PASSAGE FOR REVIEW:
_ _ _ _
What inferences can be drawn from *empirical evidence* about the science-communication impact of using the term "climate change denier"?
Andy "dotearth" Revkin, the Hank Aaron of environmental-science journalism, posted this question after a colloquy with other thoughtful science communicators. Andy apparently was moved to ask it after observing a talk on climate change by "science guy" Bill Nye.
Here is my answer. I invite others to supplement!
As is so for climate change, sometimes positions on a risk or other policy-consequential fact become publicly recognizable symbols of membership in opposing cultural groups. When that happens, members of those groups are likely to judge the expertise of any science communicator who is addressing that risk based on whether they see him or her as aligned with or hostile to their own group. E.g., see
1. Corner, A., Whitmarsh, L., & Xenias, D. Uncertainty, scepticism and attitudes towards climate change: biased assimilation and attitude polarisation. Climatic Change, 1-16. doi: 10.1007/s10584-012-0424-6
2. Kahan, D., Braman, D., Cohen, G., Gastil, J., & Slovic, P. (2010). Who Fears the HPV Vaccine, Who Doesn’t, and Why? An Experimental Study of the Mechanisms of Cultural Cognition. Law and Human Behavior, 34(6), 501-516.
This helps explain why even people who are pro-science & who believe science should inform public policy generally can polarize on a policy-consequential fact that admits of scientific evidence (an effect that persists even among highly science literate members of opposing groups).
_ _ _ _
Document understanding data:
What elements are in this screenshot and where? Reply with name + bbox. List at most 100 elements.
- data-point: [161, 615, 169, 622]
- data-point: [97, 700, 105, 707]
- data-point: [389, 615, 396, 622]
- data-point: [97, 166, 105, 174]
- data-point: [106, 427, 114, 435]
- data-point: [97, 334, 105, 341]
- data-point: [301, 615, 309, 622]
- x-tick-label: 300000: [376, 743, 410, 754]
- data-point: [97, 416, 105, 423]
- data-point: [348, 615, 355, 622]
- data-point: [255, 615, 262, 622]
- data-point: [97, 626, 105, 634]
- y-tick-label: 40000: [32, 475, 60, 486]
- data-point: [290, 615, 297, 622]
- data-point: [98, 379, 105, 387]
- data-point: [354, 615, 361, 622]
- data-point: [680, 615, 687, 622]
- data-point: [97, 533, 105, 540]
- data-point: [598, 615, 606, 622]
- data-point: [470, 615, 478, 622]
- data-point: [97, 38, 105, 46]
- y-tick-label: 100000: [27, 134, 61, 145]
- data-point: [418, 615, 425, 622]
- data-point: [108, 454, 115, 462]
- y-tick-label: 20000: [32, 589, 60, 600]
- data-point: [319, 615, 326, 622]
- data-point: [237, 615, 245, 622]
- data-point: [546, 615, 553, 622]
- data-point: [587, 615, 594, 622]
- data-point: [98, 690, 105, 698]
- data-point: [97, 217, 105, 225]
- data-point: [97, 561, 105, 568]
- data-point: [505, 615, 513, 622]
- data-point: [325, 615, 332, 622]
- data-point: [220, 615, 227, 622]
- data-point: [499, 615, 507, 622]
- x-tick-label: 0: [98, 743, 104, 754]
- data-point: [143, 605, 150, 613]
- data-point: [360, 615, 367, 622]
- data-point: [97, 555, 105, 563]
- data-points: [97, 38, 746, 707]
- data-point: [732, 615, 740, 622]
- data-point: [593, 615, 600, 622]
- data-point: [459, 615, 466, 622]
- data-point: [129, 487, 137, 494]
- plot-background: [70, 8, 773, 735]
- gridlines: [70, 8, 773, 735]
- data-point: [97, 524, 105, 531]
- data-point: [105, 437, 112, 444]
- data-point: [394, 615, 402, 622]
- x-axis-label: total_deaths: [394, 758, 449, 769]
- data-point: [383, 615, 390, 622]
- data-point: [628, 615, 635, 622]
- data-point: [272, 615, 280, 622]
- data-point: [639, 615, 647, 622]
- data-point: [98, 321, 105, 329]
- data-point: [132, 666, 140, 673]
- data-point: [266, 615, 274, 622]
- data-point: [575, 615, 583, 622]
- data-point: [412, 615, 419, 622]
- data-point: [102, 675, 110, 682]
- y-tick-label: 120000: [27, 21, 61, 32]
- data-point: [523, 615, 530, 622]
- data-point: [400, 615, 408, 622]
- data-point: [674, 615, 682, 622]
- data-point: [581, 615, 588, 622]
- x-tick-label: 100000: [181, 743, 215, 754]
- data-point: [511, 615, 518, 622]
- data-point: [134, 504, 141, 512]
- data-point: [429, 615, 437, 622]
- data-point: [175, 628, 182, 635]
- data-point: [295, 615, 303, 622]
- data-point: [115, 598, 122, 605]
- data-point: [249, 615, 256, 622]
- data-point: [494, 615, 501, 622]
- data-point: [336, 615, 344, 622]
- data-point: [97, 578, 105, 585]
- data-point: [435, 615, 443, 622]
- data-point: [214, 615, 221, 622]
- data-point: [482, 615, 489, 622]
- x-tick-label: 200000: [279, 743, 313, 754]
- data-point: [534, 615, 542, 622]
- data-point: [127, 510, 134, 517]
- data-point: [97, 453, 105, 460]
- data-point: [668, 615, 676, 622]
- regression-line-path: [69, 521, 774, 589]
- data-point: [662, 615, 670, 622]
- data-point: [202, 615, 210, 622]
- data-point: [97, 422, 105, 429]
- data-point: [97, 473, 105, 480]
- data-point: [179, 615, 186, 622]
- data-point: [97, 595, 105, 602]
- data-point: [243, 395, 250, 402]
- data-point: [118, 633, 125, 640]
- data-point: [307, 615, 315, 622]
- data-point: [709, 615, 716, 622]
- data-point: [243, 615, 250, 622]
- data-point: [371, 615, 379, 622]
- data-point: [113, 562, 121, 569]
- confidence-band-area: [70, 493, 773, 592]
_ _ _ _
Can you restate the part of the passage on the term "climate change denier" between "Here is my answer." and "Behavior, 34(6), 501-516.", inclusive, replacing "cultural groups" with "political groups"? The lines above were gathered from a separate source and have no connection to the text.

Here is my answer. I invite others to supplement!
As is so for climate change, sometimes positions on a risk or other policy-consequential fact become publicly recognizable symbols of membership in opposing political groups. When that happens, members of those groups are likely to judge the expertise of any science communicator who is addressing that risk based on whether they see him or her as aligned with or hostile to their own group. E.g., see
1. Corner, A., Whitmarsh, L., & Xenias, D. Uncertainty, scepticism and attitudes towards climate change: biased assimilation and attitude polarisation. Climatic Change, 1-16. doi: 10.1007/s10584-012-0424-6
2. Kahan, D., Braman, D., Cohen, G., Gastil, J., & Slovic, P. (2010). Who Fears the HPV Vaccine, Who Doesn’t, and Why? An Experimental Study of the Mechanisms of Cultural Cognition. Law and Human Behavior, 34(6), 501-516.